» **What is required**
Go through the data below. Pull out every line that has the word "Resolume".

=====

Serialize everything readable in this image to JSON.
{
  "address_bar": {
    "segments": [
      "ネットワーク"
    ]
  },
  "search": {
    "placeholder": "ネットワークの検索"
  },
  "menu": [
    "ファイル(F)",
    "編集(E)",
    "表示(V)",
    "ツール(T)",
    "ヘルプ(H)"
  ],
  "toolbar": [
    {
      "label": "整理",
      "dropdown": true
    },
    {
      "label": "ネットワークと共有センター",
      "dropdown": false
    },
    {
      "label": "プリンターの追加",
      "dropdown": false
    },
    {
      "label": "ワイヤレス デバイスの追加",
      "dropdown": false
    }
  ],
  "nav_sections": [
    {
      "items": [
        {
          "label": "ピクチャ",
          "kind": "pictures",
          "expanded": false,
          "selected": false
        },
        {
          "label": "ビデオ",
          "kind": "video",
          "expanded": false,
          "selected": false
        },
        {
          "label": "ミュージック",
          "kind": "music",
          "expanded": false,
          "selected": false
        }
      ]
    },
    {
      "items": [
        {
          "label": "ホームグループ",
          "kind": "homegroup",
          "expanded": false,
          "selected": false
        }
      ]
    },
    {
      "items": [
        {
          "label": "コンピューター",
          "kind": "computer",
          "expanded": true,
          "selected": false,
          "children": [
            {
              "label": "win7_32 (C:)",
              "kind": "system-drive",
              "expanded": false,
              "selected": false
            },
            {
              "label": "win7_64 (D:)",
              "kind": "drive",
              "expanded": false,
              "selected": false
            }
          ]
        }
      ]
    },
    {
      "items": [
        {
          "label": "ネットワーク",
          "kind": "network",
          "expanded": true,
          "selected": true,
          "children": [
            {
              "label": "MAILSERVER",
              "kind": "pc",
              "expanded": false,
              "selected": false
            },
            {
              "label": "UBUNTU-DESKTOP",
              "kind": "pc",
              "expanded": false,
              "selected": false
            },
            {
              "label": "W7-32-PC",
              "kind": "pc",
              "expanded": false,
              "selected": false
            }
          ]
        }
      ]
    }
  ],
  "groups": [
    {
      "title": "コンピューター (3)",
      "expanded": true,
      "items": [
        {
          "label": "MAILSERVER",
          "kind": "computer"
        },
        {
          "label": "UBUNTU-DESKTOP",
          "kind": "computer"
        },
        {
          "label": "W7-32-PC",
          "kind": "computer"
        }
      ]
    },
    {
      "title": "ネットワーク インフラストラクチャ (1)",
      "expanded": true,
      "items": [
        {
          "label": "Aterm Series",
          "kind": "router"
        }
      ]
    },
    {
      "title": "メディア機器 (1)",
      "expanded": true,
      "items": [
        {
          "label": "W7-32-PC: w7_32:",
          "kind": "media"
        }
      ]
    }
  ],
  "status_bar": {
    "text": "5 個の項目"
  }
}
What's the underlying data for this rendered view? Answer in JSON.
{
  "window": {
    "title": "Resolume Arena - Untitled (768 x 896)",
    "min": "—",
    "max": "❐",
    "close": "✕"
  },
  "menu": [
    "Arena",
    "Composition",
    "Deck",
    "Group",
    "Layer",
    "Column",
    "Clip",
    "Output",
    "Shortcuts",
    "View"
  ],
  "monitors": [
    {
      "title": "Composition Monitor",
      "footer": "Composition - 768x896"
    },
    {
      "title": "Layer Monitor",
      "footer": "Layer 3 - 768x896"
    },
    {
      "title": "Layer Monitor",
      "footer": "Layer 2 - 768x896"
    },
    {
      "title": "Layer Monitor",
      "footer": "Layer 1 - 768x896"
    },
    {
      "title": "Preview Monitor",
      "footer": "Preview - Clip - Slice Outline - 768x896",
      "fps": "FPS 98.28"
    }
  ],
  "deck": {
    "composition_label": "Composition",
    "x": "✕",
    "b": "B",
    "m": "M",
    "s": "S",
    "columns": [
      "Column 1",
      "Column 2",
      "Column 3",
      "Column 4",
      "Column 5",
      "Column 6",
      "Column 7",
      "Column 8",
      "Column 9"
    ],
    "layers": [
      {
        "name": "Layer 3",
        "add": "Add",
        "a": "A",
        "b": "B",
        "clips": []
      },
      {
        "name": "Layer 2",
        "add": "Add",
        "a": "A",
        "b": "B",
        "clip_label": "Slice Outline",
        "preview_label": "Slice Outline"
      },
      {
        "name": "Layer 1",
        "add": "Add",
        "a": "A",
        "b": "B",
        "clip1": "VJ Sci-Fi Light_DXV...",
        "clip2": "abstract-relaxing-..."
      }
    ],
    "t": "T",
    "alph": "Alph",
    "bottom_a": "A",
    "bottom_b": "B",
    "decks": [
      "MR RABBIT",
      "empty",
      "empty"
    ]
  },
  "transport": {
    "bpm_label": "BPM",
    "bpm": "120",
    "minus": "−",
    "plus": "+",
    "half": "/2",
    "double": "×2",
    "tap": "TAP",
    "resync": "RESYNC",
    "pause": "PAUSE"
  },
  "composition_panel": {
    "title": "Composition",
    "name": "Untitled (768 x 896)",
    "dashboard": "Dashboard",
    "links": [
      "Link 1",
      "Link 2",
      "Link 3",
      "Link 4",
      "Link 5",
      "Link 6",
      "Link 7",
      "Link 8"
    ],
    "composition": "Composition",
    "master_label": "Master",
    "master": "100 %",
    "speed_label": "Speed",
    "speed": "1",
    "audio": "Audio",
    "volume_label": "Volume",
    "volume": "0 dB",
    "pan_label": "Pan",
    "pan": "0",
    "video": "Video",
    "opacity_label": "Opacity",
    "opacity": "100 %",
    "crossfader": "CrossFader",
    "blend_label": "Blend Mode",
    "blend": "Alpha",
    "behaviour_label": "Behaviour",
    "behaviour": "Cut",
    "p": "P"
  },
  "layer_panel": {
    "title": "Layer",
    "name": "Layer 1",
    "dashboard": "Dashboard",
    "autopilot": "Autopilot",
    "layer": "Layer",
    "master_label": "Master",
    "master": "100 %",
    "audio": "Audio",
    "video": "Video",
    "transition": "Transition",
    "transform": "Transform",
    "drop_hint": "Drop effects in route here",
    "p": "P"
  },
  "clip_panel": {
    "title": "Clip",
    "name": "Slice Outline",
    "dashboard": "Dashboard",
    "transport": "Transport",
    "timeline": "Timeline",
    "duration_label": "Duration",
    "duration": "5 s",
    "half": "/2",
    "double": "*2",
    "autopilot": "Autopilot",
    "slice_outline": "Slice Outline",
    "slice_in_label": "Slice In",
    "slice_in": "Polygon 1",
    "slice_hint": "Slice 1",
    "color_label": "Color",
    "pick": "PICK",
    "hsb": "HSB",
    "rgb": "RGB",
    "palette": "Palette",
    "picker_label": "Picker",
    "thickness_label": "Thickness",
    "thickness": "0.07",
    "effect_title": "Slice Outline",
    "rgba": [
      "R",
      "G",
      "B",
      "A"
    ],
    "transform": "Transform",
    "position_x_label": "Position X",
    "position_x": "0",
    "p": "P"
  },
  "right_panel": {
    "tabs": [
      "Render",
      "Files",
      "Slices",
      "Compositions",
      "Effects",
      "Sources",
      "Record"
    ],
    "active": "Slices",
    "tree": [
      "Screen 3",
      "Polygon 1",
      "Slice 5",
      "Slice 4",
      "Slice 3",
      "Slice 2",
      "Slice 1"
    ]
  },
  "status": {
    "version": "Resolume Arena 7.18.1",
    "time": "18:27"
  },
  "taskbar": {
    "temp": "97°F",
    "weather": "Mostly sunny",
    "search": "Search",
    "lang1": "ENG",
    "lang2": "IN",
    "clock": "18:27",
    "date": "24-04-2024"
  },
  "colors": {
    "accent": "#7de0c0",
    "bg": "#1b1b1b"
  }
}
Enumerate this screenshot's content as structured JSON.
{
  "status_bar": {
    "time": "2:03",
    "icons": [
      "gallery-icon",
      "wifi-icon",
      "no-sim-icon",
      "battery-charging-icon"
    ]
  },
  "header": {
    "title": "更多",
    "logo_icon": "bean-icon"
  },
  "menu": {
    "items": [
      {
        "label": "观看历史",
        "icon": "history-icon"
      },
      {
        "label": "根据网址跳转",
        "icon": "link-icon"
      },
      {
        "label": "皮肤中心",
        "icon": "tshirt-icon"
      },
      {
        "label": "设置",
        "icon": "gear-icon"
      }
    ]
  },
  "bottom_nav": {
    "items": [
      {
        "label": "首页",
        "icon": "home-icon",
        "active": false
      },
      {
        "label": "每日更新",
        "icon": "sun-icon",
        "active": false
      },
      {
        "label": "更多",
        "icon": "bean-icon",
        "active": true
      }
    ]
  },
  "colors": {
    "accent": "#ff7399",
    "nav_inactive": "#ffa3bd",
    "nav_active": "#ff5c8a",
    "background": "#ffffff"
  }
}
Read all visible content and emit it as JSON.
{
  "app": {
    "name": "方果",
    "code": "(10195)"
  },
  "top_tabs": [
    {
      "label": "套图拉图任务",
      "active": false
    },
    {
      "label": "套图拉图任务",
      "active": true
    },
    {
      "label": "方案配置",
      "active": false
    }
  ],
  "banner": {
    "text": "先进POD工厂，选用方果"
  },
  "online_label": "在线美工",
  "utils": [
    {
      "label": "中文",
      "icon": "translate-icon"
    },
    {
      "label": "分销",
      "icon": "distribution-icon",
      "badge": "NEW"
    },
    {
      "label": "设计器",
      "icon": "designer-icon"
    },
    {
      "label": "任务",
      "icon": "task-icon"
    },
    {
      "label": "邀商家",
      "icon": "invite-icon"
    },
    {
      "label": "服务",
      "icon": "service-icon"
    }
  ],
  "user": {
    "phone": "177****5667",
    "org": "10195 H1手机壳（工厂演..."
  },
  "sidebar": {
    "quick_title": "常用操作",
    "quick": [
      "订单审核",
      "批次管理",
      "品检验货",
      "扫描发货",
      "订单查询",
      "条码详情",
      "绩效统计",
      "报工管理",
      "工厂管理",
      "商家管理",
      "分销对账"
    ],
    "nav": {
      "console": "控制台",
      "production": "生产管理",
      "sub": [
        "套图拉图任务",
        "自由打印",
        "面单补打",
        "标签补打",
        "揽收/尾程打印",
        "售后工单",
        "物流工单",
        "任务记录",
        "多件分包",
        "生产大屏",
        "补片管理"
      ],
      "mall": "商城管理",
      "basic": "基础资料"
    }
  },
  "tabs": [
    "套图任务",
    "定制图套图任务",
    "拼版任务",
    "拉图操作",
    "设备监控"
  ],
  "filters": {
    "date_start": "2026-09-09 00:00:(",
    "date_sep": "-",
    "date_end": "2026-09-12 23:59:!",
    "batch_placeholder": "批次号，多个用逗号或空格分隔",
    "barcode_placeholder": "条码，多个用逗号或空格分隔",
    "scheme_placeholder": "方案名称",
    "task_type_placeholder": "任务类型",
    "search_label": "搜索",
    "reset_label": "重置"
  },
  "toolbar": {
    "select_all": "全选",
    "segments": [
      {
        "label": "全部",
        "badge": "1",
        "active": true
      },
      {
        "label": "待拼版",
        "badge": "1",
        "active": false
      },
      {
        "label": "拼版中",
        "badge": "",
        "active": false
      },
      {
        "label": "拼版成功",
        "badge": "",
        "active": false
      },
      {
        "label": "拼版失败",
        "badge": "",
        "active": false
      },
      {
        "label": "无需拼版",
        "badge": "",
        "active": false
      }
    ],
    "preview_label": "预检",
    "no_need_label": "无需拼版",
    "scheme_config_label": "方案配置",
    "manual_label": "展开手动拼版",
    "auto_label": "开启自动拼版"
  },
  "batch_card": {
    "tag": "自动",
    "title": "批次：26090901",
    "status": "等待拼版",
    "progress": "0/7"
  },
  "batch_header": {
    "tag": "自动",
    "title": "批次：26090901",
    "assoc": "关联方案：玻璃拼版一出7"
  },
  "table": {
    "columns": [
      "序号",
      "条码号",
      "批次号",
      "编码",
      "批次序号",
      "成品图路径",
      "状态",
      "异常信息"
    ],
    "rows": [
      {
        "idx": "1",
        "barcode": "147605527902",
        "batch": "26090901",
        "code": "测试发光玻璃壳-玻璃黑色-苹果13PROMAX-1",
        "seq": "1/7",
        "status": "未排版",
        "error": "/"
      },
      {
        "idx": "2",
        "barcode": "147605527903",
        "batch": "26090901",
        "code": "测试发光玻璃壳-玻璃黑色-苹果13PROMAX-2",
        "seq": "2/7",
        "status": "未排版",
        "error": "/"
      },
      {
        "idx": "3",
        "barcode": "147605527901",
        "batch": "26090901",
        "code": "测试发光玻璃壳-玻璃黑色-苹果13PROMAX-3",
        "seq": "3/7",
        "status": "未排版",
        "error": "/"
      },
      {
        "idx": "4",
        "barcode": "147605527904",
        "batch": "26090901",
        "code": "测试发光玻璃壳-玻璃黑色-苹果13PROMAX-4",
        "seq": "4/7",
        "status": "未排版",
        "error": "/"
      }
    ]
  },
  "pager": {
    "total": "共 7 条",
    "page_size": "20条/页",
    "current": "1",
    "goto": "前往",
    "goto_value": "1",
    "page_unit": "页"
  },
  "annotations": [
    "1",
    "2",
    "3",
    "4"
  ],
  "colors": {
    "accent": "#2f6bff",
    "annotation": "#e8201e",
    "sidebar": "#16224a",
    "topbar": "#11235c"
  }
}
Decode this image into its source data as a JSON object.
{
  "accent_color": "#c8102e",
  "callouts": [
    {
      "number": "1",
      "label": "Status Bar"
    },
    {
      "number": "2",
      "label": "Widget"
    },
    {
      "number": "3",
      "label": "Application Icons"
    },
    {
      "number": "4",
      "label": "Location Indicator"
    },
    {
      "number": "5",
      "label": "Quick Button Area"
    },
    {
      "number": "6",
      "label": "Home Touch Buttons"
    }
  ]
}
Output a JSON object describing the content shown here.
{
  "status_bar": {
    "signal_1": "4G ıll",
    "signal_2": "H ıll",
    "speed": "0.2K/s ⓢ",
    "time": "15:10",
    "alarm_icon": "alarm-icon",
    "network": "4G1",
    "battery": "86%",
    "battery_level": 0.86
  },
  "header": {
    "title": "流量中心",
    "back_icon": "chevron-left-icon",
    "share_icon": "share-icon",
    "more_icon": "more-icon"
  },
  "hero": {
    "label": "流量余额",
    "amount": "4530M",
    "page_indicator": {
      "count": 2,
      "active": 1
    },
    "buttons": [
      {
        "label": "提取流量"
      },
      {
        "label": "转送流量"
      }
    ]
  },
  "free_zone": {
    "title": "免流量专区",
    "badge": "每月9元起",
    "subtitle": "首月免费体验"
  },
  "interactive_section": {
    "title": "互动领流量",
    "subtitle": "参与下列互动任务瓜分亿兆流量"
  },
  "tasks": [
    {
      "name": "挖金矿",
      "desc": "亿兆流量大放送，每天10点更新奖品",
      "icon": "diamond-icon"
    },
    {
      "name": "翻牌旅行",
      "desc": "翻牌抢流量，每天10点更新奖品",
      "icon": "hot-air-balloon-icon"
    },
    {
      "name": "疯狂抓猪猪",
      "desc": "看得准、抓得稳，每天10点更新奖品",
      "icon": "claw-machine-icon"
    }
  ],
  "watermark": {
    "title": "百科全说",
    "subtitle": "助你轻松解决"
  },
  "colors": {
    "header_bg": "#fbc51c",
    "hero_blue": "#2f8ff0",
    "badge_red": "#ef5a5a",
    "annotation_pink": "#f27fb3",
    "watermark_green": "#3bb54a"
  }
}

=====

» **Final result**
    "title": "Resolume Arena - Untitled (768 x 896)",
    "version": "Resolume Arena 7.18.1",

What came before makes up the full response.